### What is asked
Return every line of the records below verbatim, with no changes.
(begin)
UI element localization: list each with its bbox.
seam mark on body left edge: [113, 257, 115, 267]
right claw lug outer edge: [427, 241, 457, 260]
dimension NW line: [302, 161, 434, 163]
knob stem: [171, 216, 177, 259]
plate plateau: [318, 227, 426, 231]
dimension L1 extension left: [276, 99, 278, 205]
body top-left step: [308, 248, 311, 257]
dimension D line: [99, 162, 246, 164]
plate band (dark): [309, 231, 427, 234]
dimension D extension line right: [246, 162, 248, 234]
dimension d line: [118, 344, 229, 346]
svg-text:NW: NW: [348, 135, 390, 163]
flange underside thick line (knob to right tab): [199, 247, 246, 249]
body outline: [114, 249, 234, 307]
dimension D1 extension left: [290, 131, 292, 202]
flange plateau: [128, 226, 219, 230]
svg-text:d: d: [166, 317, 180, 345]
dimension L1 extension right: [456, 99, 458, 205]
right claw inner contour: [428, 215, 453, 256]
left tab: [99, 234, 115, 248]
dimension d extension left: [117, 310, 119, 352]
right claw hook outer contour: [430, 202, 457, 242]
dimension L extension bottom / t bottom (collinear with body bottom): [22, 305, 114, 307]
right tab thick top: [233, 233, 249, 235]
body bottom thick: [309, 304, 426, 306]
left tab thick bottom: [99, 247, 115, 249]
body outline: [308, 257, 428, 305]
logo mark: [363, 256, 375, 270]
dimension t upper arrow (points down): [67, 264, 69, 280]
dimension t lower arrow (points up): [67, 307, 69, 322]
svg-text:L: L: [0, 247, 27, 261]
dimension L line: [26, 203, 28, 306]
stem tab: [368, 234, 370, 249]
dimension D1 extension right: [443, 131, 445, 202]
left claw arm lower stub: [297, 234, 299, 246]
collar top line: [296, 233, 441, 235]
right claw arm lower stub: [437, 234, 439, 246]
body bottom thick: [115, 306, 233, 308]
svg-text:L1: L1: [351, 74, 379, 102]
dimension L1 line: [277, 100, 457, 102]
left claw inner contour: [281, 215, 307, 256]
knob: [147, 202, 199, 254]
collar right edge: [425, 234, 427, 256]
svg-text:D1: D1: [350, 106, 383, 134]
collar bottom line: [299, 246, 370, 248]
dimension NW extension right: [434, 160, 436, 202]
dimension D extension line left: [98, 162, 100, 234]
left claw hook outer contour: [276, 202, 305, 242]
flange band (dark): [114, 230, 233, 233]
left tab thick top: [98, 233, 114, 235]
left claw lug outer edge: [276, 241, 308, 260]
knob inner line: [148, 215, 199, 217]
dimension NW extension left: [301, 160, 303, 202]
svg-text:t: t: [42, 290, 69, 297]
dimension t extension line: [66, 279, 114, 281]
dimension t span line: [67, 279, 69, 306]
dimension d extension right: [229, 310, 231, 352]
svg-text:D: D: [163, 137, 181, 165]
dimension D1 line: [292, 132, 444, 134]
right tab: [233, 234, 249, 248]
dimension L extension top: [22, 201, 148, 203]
(end)
### Solved exercise
UI element localization: list each with its bbox.
seam mark on body left edge: [113, 257, 115, 267]
right claw lug outer edge: [427, 241, 457, 260]
dimension NW line: [302, 161, 434, 163]
knob stem: [171, 216, 177, 259]
plate plateau: [318, 227, 426, 231]
dimension L1 extension left: [276, 99, 278, 205]
body top-left step: [308, 248, 311, 257]
dimension D line: [99, 162, 246, 164]
plate band (dark): [309, 231, 427, 234]
dimension D extension line right: [246, 162, 248, 234]
dimension d line: [118, 344, 229, 346]
svg-text:NW: NW: [348, 135, 390, 163]
flange underside thick line (knob to right tab): [199, 247, 246, 249]
body outline: [114, 249, 234, 307]
dimension D1 extension left: [290, 131, 292, 202]
flange plateau: [128, 226, 219, 230]
svg-text:d: d: [166, 317, 180, 345]
dimension L1 extension right: [456, 99, 458, 205]
right claw inner contour: [428, 215, 453, 256]
left tab: [99, 234, 115, 248]
dimension d extension left: [117, 310, 119, 352]
right claw hook outer contour: [430, 202, 457, 242]
dimension L extension bottom / t bottom (collinear with body bottom): [22, 305, 114, 307]
right tab thick top: [233, 233, 249, 235]
body bottom thick: [309, 304, 426, 306]
left tab thick bottom: [99, 247, 115, 249]
body outline: [308, 257, 428, 305]
logo mark: [363, 256, 375, 270]
dimension t upper arrow (points down): [67, 264, 69, 280]
dimension t lower arrow (points up): [67, 307, 69, 322]
svg-text:L: L: [0, 247, 27, 261]
dimension L line: [26, 203, 28, 306]
stem tab: [368, 234, 370, 249]
dimension D1 extension right: [443, 131, 445, 202]
left claw arm lower stub: [297, 234, 299, 246]
collar top line: [296, 233, 441, 235]
right claw arm lower stub: [437, 234, 439, 246]
body bottom thick: [115, 306, 233, 308]
svg-text:L1: L1: [351, 74, 379, 102]
dimension L1 line: [277, 100, 457, 102]
left claw inner contour: [281, 215, 307, 256]
knob: [147, 202, 199, 254]
collar right edge: [425, 234, 427, 256]
svg-text:D1: D1: [350, 106, 383, 134]
collar bottom line: [299, 246, 370, 248]
dimension NW extension right: [434, 160, 436, 202]
dimension D extension line left: [98, 162, 100, 234]
left claw hook outer contour: [276, 202, 305, 242]
flange band (dark): [114, 230, 233, 233]
left tab thick top: [98, 233, 114, 235]
left claw lug outer edge: [276, 241, 308, 260]
knob inner line: [148, 215, 199, 217]
dimension NW extension left: [301, 160, 303, 202]
svg-text:t: t: [42, 290, 69, 297]
dimension t extension line: [66, 279, 114, 281]
dimension t span line: [67, 279, 69, 306]
dimension d extension right: [229, 310, 231, 352]
svg-text:D: D: [163, 137, 181, 165]
dimension D1 line: [292, 132, 444, 134]
right tab: [233, 234, 249, 248]
dimension L extension top: [22, 201, 148, 203]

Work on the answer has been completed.